Dataset content:
▼▼▼
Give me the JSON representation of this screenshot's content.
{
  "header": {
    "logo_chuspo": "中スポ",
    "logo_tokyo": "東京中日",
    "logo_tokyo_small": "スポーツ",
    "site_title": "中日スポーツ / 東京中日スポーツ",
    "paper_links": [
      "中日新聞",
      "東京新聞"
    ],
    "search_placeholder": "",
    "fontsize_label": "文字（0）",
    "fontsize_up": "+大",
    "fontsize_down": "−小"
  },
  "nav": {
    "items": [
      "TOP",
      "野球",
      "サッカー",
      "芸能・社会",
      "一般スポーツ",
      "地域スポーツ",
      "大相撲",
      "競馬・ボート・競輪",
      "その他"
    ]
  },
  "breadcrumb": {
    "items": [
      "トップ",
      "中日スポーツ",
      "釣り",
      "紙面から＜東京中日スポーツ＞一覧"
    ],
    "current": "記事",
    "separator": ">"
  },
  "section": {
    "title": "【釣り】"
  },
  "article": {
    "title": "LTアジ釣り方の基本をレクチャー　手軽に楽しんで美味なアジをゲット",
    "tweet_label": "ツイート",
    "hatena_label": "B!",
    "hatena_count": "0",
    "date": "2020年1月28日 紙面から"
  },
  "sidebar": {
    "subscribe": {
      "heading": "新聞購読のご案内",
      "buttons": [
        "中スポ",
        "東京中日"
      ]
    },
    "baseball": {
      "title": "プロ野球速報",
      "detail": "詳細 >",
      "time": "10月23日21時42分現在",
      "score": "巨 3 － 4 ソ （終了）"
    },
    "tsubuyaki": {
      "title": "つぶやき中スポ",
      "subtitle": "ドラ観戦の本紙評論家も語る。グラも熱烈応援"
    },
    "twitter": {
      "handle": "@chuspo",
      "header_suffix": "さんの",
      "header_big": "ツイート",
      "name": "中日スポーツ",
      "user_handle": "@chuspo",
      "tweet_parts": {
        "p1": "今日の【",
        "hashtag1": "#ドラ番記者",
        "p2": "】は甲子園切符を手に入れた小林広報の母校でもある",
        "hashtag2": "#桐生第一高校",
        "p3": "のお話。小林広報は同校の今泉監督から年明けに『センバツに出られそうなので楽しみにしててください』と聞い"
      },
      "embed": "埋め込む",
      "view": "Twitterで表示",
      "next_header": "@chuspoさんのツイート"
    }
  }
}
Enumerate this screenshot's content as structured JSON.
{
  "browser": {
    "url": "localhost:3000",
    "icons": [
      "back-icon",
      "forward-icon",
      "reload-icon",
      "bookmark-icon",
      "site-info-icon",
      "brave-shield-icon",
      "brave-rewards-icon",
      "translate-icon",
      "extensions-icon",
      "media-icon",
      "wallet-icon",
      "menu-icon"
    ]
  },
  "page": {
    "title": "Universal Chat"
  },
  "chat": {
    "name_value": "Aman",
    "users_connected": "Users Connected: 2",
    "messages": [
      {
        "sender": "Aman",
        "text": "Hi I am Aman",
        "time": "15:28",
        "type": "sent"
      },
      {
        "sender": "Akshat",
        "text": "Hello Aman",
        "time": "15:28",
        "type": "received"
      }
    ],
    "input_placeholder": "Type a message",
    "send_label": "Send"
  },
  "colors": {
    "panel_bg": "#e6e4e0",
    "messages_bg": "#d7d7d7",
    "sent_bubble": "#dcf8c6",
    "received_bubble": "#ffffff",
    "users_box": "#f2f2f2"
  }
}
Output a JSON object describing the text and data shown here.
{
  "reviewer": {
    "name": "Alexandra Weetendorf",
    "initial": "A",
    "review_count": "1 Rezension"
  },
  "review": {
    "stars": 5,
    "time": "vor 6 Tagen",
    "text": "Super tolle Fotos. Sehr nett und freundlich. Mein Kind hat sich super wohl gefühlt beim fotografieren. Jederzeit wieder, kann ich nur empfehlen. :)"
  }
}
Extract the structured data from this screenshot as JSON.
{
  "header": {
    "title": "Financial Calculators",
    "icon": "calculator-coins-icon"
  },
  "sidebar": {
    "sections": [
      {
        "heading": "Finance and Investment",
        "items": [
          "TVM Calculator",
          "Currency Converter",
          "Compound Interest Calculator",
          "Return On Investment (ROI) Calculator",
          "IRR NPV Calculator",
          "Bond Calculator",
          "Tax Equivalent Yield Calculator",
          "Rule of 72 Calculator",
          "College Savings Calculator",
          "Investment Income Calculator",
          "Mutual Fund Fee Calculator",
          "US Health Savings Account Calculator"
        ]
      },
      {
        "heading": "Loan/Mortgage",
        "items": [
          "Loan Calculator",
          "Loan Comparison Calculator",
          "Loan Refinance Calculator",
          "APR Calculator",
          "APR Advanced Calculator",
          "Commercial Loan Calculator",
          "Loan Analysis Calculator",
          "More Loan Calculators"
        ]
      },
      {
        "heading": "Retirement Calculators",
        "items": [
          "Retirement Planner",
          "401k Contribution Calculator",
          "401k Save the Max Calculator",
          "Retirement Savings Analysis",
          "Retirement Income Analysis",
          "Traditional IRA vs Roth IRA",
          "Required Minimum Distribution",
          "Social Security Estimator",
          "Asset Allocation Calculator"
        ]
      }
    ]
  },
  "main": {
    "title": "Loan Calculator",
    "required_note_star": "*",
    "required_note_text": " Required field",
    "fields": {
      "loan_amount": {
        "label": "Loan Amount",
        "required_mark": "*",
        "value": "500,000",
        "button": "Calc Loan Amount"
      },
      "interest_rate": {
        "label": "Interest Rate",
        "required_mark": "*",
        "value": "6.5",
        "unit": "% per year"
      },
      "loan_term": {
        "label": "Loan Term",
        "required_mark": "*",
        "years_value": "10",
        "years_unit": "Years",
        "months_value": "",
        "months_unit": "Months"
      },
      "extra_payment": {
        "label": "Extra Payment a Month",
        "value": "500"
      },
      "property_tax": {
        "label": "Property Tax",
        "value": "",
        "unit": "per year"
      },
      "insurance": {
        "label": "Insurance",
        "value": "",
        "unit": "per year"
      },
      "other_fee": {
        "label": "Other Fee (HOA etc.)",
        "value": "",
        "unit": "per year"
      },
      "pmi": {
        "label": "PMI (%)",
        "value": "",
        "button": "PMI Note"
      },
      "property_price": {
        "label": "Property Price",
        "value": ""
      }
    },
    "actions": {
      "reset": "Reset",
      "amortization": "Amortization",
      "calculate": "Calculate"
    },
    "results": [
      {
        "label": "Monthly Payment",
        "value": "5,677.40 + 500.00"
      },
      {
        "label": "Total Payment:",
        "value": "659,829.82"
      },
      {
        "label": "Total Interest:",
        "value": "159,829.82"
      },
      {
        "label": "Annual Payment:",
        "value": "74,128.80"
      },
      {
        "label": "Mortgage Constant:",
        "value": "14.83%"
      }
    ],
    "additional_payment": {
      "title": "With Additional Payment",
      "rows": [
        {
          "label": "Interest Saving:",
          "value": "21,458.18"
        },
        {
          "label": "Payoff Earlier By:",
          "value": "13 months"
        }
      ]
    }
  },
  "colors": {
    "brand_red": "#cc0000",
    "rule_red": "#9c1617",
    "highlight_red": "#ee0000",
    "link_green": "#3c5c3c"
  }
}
▲▲▲
Exercise directions: Count the lines above that contain the word "heading", and reply with only that number.

Answer in full: 4